**Instruction**
Copy out all the lines where "COVID" shows up.

[Figure content listings]
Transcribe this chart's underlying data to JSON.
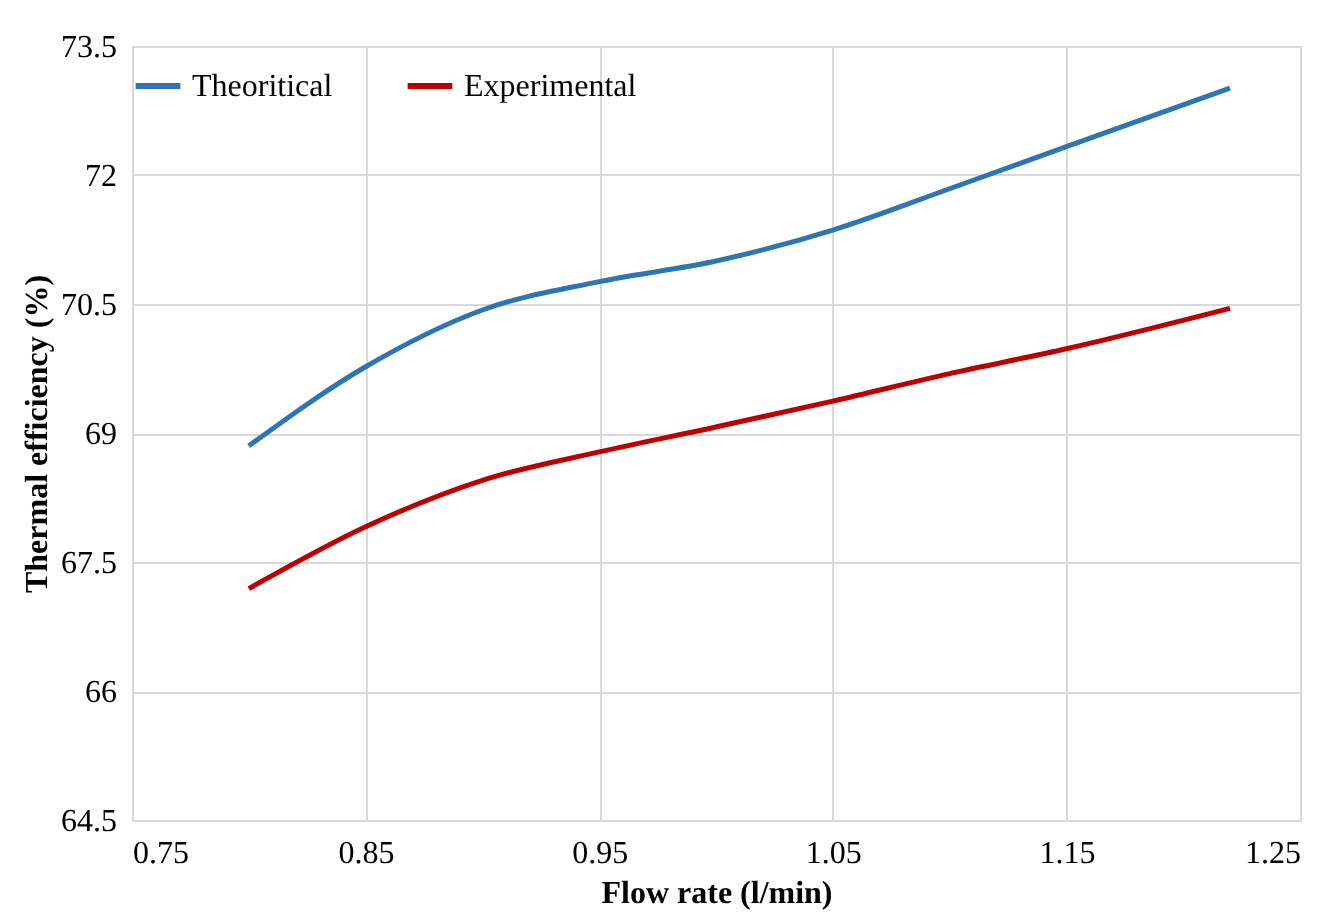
{
  "chart_data": {
    "type": "line",
    "xlabel": "Flow rate (l/min)",
    "ylabel": "Thermal efficiency (%)",
    "x": [
      0.8,
      0.85,
      0.9,
      0.95,
      1.0,
      1.05,
      1.1,
      1.15,
      1.22
    ],
    "series": [
      {
        "name": "Theoritical",
        "color": "#2e75b6",
        "values": [
          68.85,
          69.77,
          70.43,
          70.76,
          71.0,
          71.36,
          71.84,
          72.33,
          73.01
        ]
      },
      {
        "name": "Experimental",
        "color": "#c00000",
        "values": [
          67.19,
          67.91,
          68.45,
          68.78,
          69.07,
          69.37,
          69.69,
          69.98,
          70.45
        ]
      }
    ],
    "xlim": [
      0.75,
      1.25
    ],
    "xticks": [
      0.75,
      0.85,
      0.95,
      1.05,
      1.15,
      1.25
    ],
    "ylim": [
      64.5,
      73.5
    ],
    "yticks": [
      64.5,
      66,
      67.5,
      69,
      70.5,
      72,
      73.5
    ],
    "grid": true,
    "legend": "top",
    "marker": "none",
    "line_style": "solid"
  }
}
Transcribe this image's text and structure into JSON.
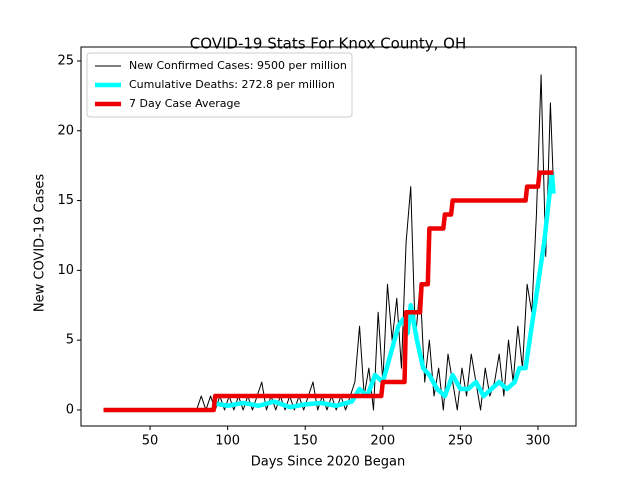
{
  "chart_data": {
    "type": "line",
    "title": "COVID-19 Stats For Knox County, OH",
    "x_label": "Days Since 2020 Began",
    "y_label": "New COVID-19 Cases",
    "xlim": [
      5.5,
      324.5
    ],
    "ylim": [
      -1.15,
      26
    ],
    "xticks": [
      50,
      100,
      150,
      200,
      250,
      300
    ],
    "yticks": [
      0,
      5,
      10,
      15,
      20,
      25
    ],
    "legend": "upper left",
    "series": [
      {
        "name": "New Confirmed Cases: 9500 per million",
        "color": "#000000",
        "width": 1,
        "x": [
          80,
          83,
          86,
          89,
          92,
          95,
          98,
          101,
          104,
          107,
          110,
          113,
          116,
          119,
          122,
          125,
          128,
          131,
          134,
          137,
          140,
          143,
          146,
          149,
          152,
          155,
          158,
          161,
          164,
          167,
          170,
          173,
          176,
          179,
          182,
          185,
          188,
          191,
          194,
          197,
          200,
          203,
          206,
          209,
          212,
          215,
          218,
          221,
          224,
          227,
          230,
          233,
          236,
          239,
          242,
          245,
          248,
          251,
          254,
          257,
          260,
          263,
          266,
          269,
          272,
          275,
          278,
          281,
          284,
          287,
          290,
          293,
          296,
          299,
          302,
          305,
          308,
          310
        ],
        "values": [
          0,
          1,
          0,
          1,
          0,
          1,
          0,
          1,
          0,
          1,
          0,
          1,
          0,
          1,
          2,
          0,
          1,
          0,
          1,
          0,
          1,
          0,
          1,
          0,
          1,
          2,
          0,
          1,
          0,
          1,
          0,
          1,
          0,
          1,
          2,
          6,
          1,
          3,
          0,
          7,
          2,
          9,
          5,
          8,
          3,
          12,
          16,
          5,
          9,
          2,
          5,
          1,
          3,
          0,
          4,
          2,
          0,
          3,
          1,
          4,
          2,
          0,
          3,
          1,
          2,
          4,
          1,
          5,
          2,
          6,
          3,
          9,
          7,
          14,
          24,
          11,
          22,
          16
        ]
      },
      {
        "name": "Cumulative Deaths: 272.8 per million",
        "color": "#00ffff",
        "width": 4.5,
        "x": [
          90,
          100,
          110,
          120,
          130,
          140,
          150,
          160,
          170,
          180,
          185,
          190,
          195,
          200,
          205,
          210,
          213,
          216,
          218,
          222,
          226,
          230,
          235,
          240,
          245,
          250,
          255,
          260,
          265,
          270,
          275,
          280,
          285,
          288,
          292,
          296,
          300,
          304,
          307,
          309,
          310
        ],
        "values": [
          0.5,
          0.3,
          0.5,
          0.3,
          0.6,
          0.2,
          0.4,
          0.5,
          0.3,
          0.6,
          1.5,
          1,
          2.5,
          2,
          4,
          6,
          6.5,
          5.5,
          7.5,
          5,
          3,
          2.5,
          1.5,
          1,
          2.5,
          1.5,
          1.5,
          2,
          1,
          1.5,
          2,
          1.5,
          2,
          3,
          3,
          6,
          9,
          12,
          15,
          17,
          15.5
        ]
      },
      {
        "name": "7 Day Case Average",
        "color": "#ee0000",
        "width": 4.5,
        "x": [
          20,
          91,
          92,
          199,
          200,
          214,
          215,
          224,
          225,
          229,
          230,
          239,
          240,
          244,
          245,
          292,
          293,
          300,
          301,
          310
        ],
        "values": [
          0,
          0,
          1,
          1,
          2,
          2,
          7,
          7,
          9,
          9,
          13,
          13,
          14,
          14,
          15,
          15,
          16,
          16,
          17,
          17
        ]
      }
    ]
  }
}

**Answer for the task**
    "title": "COVID-19 Stats For Knox County, OH",
    "y_label": "New COVID-19 Cases",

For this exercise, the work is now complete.